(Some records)

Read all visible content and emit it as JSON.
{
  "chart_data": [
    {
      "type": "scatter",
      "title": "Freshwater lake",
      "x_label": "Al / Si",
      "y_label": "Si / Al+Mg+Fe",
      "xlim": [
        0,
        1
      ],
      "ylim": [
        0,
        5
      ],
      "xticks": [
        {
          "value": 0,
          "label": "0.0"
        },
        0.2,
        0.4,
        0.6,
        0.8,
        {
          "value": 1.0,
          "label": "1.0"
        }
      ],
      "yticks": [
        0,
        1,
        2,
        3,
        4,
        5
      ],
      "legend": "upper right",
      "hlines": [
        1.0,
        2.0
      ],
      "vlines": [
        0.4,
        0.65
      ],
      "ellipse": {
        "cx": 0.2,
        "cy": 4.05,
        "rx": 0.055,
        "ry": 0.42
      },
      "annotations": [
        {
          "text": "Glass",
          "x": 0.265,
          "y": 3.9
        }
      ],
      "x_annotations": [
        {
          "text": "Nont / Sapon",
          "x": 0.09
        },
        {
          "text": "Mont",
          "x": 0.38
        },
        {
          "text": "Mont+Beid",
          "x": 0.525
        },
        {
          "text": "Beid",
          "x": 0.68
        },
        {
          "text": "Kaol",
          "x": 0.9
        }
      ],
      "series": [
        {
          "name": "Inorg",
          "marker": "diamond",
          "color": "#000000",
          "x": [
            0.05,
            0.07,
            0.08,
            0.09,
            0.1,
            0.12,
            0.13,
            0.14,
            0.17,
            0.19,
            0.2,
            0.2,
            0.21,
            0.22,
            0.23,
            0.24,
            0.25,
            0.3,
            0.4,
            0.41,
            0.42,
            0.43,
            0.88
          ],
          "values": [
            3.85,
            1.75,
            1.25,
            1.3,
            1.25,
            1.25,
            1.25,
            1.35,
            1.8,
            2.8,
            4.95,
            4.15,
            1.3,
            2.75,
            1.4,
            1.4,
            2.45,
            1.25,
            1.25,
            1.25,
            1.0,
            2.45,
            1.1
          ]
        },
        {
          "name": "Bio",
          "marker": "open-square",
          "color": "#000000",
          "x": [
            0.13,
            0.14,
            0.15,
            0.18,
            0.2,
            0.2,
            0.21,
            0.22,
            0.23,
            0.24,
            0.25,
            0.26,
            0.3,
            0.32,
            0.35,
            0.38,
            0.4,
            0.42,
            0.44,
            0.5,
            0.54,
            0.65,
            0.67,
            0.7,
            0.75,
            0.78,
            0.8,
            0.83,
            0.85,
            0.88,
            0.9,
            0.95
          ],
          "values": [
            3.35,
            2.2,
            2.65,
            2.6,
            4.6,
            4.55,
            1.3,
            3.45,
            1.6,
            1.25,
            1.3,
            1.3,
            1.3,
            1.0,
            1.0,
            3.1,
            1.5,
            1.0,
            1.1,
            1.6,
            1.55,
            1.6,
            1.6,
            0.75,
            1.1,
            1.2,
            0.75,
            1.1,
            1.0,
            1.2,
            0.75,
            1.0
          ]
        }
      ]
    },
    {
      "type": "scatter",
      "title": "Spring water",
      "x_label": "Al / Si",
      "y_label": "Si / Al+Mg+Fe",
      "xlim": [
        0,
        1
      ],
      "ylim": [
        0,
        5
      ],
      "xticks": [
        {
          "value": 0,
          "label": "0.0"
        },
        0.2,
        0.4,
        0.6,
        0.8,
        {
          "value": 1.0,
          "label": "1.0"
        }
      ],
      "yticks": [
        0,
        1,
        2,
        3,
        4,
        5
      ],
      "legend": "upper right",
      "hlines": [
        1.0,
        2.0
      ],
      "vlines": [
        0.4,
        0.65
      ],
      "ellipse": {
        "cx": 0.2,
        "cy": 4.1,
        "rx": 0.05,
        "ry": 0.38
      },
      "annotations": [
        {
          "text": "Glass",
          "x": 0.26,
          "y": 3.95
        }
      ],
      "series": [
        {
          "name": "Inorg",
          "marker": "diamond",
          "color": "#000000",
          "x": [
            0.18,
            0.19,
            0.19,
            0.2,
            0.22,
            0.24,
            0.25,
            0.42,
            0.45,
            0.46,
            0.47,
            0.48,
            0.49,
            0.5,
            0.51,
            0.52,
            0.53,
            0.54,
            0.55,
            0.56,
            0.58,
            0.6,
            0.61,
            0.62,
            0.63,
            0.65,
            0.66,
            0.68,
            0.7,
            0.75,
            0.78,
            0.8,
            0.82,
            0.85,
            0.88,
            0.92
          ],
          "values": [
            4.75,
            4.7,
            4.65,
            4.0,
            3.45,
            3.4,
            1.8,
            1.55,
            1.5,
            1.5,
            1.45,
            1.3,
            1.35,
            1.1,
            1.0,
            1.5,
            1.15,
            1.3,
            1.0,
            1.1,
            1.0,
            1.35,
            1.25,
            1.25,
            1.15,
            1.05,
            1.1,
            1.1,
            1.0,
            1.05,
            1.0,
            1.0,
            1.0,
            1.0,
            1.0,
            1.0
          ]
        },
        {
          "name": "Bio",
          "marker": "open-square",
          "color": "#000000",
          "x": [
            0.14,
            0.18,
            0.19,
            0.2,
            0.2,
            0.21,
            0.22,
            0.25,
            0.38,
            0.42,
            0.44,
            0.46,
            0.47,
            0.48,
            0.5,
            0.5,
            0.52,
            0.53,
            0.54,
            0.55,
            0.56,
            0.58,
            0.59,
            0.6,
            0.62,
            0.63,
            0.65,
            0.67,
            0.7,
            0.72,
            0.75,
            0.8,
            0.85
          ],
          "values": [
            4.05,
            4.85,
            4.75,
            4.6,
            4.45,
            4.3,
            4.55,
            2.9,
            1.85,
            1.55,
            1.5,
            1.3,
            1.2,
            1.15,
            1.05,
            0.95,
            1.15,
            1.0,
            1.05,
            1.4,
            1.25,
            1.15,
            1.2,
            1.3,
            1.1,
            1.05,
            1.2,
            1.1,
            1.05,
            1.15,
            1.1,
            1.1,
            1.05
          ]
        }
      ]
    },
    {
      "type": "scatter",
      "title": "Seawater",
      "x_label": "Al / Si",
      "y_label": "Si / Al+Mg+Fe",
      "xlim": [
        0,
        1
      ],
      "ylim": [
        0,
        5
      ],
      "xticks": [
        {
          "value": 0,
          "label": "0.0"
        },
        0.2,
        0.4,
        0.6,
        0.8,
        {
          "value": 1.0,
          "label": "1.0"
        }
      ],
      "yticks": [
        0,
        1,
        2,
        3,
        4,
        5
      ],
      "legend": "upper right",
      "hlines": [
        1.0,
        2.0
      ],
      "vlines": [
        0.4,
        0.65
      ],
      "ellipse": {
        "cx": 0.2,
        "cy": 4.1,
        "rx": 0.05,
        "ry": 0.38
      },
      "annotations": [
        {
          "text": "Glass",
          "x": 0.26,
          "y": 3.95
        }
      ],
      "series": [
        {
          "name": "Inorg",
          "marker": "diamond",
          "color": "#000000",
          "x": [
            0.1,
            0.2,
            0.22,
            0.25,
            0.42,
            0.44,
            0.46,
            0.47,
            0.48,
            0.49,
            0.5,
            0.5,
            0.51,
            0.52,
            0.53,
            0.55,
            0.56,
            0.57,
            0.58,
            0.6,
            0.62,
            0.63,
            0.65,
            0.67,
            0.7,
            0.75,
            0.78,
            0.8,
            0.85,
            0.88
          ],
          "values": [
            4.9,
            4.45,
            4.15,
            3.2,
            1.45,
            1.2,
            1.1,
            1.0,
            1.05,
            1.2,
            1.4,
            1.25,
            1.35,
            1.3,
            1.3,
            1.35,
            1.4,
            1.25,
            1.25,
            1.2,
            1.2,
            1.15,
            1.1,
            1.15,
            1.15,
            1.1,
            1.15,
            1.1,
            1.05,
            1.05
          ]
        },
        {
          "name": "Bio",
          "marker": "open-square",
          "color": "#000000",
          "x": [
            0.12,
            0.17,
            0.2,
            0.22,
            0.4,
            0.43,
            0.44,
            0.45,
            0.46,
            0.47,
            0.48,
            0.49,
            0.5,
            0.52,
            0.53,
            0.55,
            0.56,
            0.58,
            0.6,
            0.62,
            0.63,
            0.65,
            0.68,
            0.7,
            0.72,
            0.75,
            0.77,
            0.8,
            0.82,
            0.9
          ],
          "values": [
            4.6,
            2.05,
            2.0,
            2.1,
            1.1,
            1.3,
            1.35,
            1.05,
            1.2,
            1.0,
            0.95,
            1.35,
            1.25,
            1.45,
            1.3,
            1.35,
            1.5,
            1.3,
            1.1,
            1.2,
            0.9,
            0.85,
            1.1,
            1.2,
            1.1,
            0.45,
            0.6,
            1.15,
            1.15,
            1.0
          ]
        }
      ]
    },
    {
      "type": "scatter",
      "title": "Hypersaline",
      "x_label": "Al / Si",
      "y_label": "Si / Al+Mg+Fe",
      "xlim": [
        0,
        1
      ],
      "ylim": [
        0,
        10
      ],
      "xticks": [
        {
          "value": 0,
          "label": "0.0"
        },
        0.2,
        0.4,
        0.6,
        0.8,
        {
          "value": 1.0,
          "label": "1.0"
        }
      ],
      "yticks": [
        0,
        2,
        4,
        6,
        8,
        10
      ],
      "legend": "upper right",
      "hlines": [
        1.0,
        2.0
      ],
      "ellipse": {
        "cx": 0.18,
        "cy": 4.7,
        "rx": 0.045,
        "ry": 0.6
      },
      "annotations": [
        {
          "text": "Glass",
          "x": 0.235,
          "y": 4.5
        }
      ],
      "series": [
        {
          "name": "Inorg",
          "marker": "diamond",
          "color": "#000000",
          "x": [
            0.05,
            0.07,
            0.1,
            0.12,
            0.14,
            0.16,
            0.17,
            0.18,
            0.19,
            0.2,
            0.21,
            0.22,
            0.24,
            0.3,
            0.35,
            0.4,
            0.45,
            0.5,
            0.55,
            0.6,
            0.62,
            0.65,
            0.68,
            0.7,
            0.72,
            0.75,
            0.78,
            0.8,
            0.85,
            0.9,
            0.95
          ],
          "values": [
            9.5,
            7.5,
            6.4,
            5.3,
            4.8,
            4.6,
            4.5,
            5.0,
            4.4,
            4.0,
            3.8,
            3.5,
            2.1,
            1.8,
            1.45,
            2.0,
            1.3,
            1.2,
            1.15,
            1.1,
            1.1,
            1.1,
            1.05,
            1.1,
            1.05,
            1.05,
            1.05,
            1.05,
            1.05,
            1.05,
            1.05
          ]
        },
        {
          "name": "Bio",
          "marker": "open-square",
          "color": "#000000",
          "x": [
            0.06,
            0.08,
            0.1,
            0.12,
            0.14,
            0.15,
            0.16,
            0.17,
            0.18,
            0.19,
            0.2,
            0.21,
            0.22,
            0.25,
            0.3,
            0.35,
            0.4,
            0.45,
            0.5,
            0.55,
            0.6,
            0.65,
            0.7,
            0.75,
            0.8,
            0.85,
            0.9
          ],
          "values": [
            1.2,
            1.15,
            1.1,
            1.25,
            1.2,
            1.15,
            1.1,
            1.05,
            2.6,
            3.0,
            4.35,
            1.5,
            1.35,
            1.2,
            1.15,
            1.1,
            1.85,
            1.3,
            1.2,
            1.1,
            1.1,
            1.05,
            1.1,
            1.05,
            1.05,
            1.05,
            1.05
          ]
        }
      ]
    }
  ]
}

• [Exercise]:
The word "title" may occur in lines of the records. Report how many such lines there are, giving only the number.

• [Full answer]:
4